> DATASET ROWS
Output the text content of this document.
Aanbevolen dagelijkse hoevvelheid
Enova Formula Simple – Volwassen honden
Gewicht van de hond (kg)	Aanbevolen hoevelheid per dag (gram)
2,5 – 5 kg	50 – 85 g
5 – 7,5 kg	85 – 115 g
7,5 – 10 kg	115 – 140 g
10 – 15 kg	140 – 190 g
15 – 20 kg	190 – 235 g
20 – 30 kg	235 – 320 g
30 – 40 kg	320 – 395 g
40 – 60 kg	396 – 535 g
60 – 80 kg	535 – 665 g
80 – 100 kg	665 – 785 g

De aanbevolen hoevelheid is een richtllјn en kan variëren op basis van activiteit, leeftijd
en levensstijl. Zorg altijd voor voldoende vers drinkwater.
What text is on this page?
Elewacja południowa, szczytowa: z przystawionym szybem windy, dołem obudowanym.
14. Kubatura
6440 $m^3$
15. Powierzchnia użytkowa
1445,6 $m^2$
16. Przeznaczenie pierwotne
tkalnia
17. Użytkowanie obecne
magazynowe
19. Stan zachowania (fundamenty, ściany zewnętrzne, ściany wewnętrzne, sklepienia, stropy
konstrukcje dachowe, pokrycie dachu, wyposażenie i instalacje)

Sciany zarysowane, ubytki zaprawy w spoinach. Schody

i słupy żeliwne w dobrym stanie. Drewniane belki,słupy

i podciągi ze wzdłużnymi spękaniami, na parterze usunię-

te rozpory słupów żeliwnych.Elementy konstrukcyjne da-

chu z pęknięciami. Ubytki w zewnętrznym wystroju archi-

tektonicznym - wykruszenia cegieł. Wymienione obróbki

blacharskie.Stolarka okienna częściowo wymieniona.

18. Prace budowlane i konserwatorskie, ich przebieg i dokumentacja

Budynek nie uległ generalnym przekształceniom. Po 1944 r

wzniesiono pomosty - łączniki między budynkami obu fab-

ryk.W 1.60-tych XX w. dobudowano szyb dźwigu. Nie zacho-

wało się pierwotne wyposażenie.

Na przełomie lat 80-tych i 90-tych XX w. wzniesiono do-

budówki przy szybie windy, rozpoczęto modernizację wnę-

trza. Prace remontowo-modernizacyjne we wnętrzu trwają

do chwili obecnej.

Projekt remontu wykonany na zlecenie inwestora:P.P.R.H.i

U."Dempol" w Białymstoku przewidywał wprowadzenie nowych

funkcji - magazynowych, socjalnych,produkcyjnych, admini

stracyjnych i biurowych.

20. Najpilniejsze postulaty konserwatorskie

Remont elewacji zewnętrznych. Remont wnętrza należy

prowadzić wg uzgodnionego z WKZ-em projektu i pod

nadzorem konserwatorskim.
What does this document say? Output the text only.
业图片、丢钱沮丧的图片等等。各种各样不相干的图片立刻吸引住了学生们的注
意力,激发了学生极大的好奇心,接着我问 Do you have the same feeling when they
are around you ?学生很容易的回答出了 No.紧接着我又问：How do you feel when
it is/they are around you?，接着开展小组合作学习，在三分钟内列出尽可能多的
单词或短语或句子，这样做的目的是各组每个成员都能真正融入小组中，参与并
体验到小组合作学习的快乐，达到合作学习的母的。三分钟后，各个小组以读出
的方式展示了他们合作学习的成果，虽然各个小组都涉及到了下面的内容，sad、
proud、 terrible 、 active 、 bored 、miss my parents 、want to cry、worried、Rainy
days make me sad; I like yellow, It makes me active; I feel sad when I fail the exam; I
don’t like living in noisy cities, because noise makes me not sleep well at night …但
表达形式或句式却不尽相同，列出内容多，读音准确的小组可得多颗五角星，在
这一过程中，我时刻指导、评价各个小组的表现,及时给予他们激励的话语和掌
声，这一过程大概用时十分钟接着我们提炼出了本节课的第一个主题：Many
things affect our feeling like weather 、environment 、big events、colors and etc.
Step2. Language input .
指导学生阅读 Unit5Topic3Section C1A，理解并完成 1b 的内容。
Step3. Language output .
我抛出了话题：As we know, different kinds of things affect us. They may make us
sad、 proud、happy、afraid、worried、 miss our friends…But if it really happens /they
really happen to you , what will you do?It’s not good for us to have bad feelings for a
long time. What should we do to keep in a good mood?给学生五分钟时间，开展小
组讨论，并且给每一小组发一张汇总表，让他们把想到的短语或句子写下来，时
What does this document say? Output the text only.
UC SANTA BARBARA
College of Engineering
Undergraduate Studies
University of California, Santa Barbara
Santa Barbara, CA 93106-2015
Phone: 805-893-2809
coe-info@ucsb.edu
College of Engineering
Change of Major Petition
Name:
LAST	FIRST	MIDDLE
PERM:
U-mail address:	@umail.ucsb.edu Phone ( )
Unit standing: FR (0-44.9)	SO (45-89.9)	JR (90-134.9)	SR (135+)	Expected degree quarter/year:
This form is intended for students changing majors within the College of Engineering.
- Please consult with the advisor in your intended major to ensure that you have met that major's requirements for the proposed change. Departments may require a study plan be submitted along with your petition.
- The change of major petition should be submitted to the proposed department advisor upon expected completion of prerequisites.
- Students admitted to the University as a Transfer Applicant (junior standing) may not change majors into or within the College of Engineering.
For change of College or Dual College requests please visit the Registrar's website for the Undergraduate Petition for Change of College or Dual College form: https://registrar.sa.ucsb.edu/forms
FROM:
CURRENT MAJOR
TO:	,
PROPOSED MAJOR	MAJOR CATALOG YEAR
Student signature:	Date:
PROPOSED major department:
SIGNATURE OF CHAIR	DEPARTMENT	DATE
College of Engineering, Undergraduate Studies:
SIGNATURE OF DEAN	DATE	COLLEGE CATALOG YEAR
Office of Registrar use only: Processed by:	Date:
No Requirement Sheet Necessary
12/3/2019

> PROBLEM TO WORK ON
Report the number of lines above that contain the word "around", and only that number.

> ANSWER TO THE EXERCISE
2